DIRECTIONS:
Transcribe each entry below exactly. Pictures do not go in the copy.
=== EXERCISE INPUT ===
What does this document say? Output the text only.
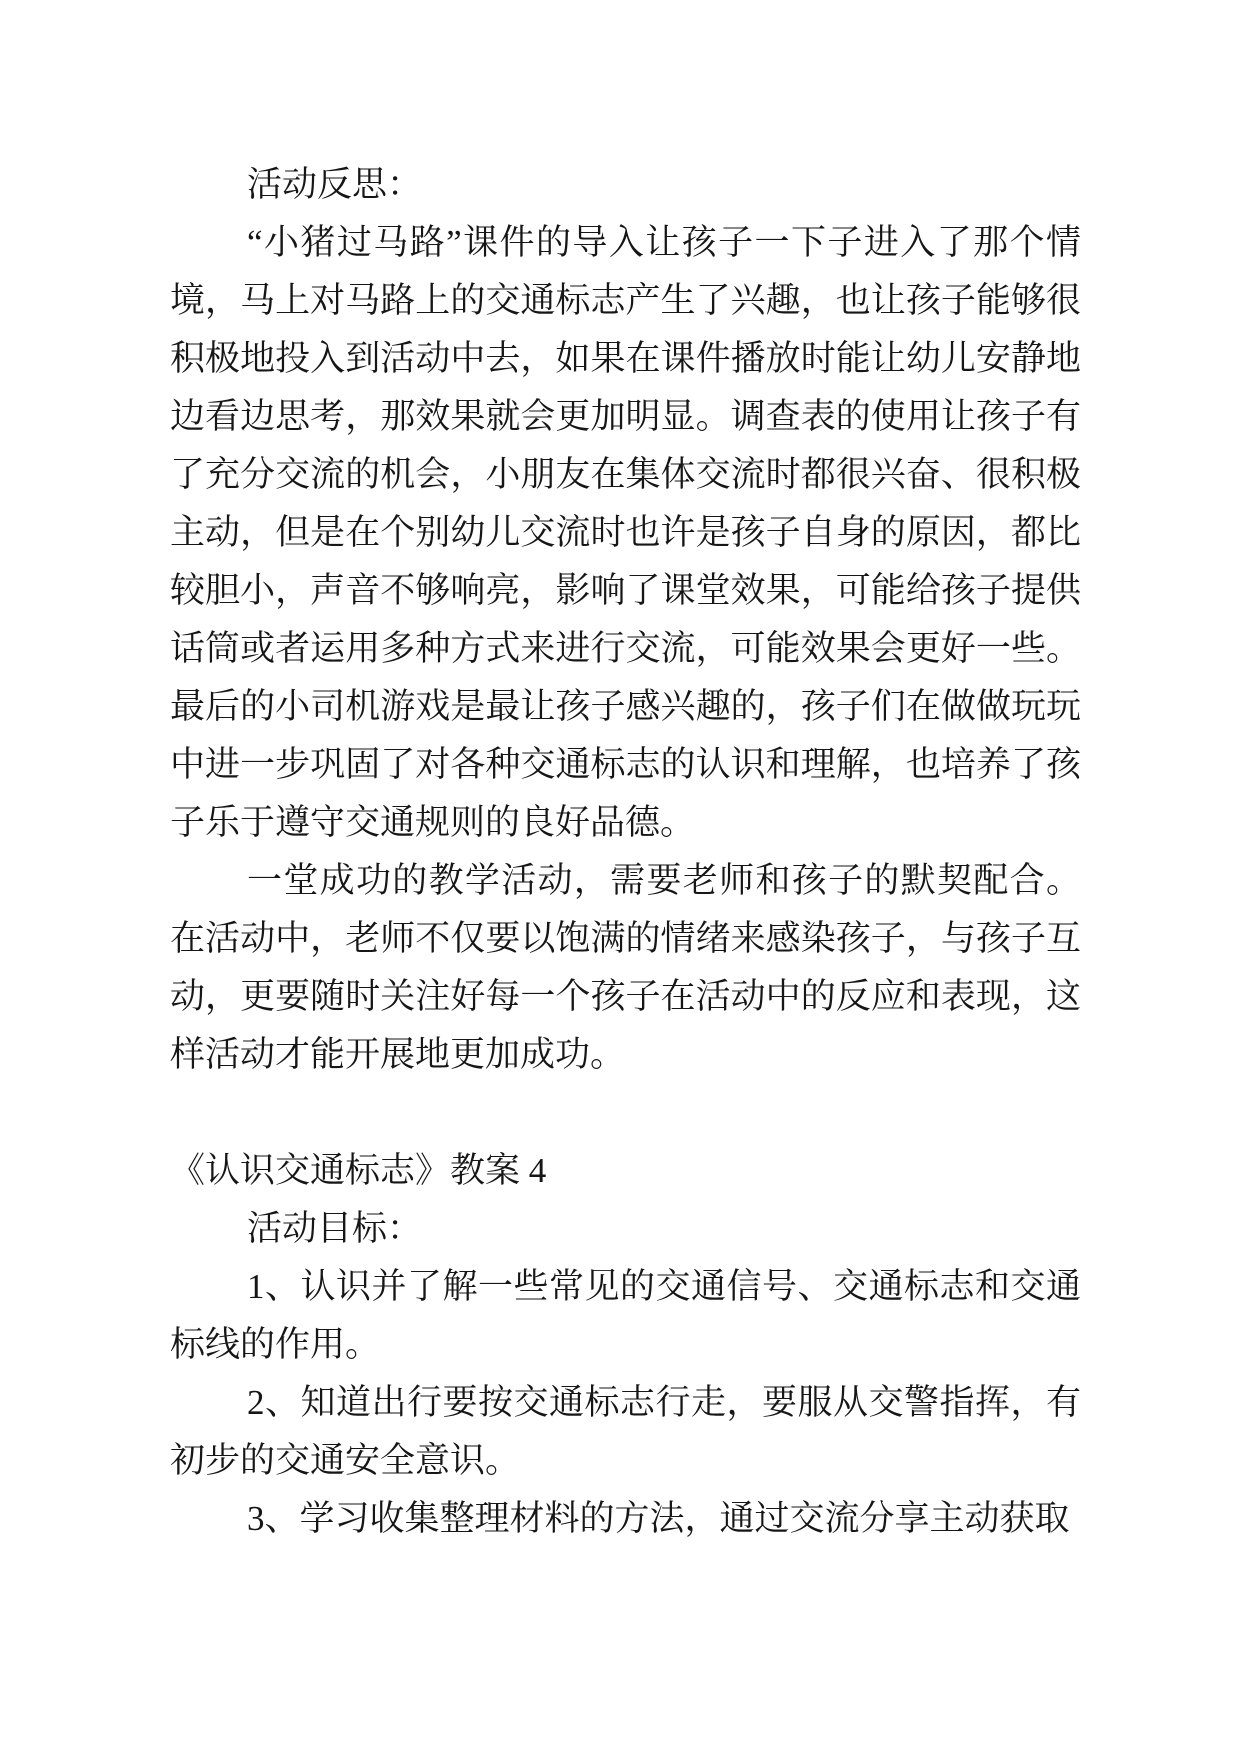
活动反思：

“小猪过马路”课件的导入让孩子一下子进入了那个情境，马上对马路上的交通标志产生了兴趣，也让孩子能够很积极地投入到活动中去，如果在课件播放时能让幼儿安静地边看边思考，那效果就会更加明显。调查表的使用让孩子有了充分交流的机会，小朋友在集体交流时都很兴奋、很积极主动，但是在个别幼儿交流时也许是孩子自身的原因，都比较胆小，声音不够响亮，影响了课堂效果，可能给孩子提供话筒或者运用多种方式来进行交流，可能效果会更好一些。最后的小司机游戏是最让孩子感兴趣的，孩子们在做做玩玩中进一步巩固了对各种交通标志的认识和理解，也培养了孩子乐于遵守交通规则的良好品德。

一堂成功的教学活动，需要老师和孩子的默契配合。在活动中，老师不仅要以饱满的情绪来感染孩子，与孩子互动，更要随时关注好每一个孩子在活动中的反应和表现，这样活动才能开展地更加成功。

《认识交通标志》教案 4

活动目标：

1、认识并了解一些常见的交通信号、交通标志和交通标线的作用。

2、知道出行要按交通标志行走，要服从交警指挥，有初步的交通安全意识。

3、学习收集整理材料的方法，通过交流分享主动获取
===
RESULT OF THE EXERCISE:
What does this document say? Output the text only.
活动反思：

“小猪过马路”课件的导入让孩子一下子进入了那个情境，马上对马路上的交通标志产生了兴趣，也让孩子能够很积极地投入到活动中去，如果在课件播放时能让幼儿安静地边看边思考，那效果就会更加明显。调查表的使用让孩子有了充分交流的机会，小朋友在集体交流时都很兴奋、很积极主动，但是在个别幼儿交流时也许是孩子自身的原因，都比较胆小，声音不够响亮，影响了课堂效果，可能给孩子提供话筒或者运用多种方式来进行交流，可能效果会更好一些。最后的小司机游戏是最让孩子感兴趣的，孩子们在做做玩玩中进一步巩固了对各种交通标志的认识和理解，也培养了孩子乐于遵守交通规则的良好品德。

一堂成功的教学活动，需要老师和孩子的默契配合。在活动中，老师不仅要以饱满的情绪来感染孩子，与孩子互动，更要随时关注好每一个孩子在活动中的反应和表现，这样活动才能开展地更加成功。

《认识交通标志》教案 4

活动目标：

1、认识并了解一些常见的交通信号、交通标志和交通标线的作用。

2、知道出行要按交通标志行走，要服从交警指挥，有初步的交通安全意识。

3、学习收集整理材料的方法，通过交流分享主动获取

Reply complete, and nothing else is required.